Answer these questions from the passage on cortical variation:
1. What happens to the primary visual cortex when the eyes are removed during early development?
2. What form of plasticity is suggested to generate cortical modules?
3. What brain region outside mammalian neocortex is given as an example of where the mechanisms for map and module formation also seem to exist?

##### Quoted passage

Leah Krubitzer and Adele Seelke (26) focus on variability in cortical organization, both within species and across mammalian taxa. In addition to describing this variability, they analyze its phylogenetic pattern and underlying mechanisms. In particular, they suggest that the cerebral cortex is constrained to vary in specific ways rather than being freely variable. This finding would explain why many features of cortical organization are broadly conserved and why some variants evolved repeatedly and independently in diverse lineages. What sorts of mechanisms generate this variation and its constraints? As Krubitzer and Seelke review, both intrinsic genetic and extrinsic activity-dependent mechanisms are at play. Furthermore, variation in one part of the nervous system can induce changes in distant, functionally related brain regions. For example, removal of the eyes during early development causes a dramatic reduction and functional respecification of the primary visual cortex. A similar cascade effect has been observed in blind mole rats. Thus, experimental manipulations of brain development can mimic at least some aspects of natural variation.
Jon Kaas (27) continues the discussion of mammalian cortical variation, but his paper is focused more explicitly on neocortical modules, which include cortical areas, patches, bands, stripes and interstripes, blobs and interblobs, and columns and minicolumns. Within each module, adjacent neurons tend to be activated by similar stimuli at similar locations or, for movement-related neurons, to control similar behaviors. Between modules, activity patterns change abruptly. These findings suggest that cortical modules are generated by Hebbian plasticity, which strengthens connections between neurons that fire simultaneously or nearly simultaneously. Although this form of plasticity is most often invoked as a mechanism for generating topographic maps within the brain, it can also explain the formation of abrupt boundaries, because such boundaries can maximize the overall probability that adjacent neurons fire concordantly. As Kaas suggests, the mechanisms for topographic map and module formation seem to exist throughout mammalian neocortex but also in some other brain regions, such as the frog’s optic tectum.

##########
##### Records

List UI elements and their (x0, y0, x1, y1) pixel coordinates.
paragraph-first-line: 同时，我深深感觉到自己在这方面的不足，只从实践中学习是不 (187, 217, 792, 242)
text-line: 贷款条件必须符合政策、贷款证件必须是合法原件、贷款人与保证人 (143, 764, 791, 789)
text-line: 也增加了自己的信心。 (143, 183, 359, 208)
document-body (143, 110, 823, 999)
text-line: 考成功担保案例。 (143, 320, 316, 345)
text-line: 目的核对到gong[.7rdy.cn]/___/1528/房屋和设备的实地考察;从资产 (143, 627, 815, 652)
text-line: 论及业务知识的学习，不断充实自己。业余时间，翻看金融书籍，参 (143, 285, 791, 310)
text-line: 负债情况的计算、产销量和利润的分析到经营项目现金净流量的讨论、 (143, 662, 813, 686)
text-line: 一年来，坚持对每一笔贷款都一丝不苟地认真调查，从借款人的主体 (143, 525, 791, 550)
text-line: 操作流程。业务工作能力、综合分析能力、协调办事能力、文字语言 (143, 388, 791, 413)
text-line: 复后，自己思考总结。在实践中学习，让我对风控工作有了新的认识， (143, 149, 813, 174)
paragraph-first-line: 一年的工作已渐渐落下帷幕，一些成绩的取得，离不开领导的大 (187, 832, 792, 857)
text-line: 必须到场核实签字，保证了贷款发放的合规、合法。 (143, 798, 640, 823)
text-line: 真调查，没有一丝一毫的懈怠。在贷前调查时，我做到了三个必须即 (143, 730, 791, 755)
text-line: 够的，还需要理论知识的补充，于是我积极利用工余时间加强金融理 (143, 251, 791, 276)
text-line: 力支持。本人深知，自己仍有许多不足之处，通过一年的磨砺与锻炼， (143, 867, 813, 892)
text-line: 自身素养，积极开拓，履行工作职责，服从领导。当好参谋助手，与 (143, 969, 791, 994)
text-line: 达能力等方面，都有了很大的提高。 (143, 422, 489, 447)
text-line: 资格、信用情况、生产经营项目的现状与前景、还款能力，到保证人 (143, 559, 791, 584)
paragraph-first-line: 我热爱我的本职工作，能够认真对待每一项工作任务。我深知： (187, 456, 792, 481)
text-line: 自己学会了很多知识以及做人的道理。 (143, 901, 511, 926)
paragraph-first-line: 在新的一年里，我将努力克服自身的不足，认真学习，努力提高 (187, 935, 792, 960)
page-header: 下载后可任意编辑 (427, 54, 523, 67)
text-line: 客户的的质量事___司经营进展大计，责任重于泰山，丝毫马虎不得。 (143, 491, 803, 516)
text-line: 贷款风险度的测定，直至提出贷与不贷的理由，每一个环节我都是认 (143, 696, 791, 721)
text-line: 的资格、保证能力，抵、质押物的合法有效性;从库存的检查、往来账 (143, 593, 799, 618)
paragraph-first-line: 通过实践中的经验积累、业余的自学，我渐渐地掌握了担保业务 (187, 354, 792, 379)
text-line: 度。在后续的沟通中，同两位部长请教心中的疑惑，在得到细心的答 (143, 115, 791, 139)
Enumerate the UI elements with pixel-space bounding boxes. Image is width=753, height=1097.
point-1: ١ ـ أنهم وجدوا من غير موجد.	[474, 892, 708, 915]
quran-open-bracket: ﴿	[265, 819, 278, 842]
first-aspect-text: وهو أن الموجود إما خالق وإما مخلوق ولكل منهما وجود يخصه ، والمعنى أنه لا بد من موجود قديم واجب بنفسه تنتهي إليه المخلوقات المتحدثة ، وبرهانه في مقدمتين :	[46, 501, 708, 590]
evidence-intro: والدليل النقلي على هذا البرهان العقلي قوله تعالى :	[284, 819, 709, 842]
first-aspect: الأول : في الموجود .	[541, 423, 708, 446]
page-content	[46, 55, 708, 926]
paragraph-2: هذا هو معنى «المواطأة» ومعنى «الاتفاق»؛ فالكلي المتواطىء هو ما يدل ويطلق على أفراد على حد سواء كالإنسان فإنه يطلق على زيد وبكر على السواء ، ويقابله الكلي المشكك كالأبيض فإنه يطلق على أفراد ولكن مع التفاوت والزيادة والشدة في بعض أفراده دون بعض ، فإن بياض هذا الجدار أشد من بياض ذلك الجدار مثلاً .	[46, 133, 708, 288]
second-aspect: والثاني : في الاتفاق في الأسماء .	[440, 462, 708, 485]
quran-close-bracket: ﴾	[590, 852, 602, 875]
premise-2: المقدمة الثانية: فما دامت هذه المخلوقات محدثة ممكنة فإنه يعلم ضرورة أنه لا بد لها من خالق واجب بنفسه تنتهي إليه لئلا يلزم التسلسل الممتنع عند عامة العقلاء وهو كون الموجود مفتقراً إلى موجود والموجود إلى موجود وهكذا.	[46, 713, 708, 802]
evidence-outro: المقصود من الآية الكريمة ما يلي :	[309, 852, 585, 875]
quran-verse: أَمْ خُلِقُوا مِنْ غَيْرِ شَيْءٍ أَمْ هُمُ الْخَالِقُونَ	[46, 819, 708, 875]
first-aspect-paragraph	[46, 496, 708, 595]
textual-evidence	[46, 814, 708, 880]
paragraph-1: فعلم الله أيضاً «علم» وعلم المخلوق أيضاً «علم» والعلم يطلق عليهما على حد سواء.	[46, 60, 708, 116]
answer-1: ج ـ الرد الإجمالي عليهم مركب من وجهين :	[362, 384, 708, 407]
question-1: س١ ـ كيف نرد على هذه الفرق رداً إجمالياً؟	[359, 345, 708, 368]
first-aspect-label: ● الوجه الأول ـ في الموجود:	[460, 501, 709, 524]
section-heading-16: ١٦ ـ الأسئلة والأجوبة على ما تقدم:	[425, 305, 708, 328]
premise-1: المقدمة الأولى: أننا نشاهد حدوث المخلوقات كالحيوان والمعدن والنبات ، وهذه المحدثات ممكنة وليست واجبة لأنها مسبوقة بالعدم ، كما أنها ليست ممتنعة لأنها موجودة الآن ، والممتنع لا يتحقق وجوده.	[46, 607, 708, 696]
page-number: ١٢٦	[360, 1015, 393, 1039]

##########

_Expected output_.
1. It undergoes a dramatic reduction and functional respecification.
2. Hebbian plasticity.
3. The frog's optic tectum.